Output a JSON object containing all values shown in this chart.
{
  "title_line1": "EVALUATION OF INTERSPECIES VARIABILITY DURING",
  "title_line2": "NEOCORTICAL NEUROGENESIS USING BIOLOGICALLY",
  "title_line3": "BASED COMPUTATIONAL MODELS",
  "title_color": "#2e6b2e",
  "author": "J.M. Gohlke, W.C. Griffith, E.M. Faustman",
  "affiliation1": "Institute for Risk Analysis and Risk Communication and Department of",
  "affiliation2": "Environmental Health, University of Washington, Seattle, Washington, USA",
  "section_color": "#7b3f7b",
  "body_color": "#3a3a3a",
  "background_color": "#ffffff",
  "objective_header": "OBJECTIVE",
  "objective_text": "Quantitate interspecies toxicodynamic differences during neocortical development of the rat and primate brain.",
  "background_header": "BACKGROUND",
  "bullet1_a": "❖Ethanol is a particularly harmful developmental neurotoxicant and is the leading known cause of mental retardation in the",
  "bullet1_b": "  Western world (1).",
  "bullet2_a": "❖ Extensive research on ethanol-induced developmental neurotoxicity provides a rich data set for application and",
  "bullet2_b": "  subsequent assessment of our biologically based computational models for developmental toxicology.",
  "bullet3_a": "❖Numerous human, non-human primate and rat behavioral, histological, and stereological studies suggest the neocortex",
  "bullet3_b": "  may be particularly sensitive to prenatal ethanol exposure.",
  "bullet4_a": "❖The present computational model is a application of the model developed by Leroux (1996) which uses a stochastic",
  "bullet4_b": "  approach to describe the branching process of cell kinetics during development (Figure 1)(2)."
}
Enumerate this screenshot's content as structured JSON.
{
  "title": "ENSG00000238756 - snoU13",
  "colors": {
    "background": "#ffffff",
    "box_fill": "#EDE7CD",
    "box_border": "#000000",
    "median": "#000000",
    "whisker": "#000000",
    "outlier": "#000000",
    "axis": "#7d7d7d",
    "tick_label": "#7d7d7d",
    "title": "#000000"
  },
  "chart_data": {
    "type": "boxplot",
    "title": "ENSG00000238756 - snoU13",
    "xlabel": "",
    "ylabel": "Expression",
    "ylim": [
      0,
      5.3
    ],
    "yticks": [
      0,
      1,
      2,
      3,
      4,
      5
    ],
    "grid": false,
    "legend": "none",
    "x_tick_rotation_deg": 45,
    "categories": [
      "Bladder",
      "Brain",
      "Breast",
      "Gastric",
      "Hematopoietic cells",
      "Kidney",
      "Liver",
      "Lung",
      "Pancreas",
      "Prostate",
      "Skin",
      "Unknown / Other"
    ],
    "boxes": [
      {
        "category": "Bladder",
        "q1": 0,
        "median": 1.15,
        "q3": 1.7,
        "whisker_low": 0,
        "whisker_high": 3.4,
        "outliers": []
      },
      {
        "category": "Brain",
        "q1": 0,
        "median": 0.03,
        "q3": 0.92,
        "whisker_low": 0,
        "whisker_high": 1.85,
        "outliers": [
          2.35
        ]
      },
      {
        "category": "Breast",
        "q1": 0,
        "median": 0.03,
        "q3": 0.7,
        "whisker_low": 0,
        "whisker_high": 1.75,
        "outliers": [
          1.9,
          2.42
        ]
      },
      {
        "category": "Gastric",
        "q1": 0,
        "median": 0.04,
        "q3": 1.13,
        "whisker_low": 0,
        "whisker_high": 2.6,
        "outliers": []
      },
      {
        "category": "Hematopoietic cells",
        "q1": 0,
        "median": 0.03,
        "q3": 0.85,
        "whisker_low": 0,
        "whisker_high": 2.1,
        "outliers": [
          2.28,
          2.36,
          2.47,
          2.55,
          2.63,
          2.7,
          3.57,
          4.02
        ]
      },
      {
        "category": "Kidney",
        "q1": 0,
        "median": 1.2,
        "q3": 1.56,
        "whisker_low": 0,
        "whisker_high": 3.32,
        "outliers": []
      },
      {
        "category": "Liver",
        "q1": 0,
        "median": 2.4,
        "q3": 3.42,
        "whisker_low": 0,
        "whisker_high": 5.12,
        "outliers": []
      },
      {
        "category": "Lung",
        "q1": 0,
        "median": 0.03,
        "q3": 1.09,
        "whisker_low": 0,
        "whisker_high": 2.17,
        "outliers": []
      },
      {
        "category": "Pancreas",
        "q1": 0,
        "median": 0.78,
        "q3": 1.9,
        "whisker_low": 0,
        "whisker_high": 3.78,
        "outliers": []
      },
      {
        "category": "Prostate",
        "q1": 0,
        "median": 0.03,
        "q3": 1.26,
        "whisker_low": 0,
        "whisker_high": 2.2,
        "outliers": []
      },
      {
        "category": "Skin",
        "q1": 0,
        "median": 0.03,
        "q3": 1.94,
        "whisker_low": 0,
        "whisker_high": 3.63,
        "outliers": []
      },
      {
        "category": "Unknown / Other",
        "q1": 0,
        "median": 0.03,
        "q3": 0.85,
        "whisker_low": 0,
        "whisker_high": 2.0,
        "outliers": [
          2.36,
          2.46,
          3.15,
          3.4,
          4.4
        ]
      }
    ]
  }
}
______
■ EXERCISE BRIEF ■
All that is wanted is the number of lines in the records that include the string "cells".

■ RESPONSE ■
2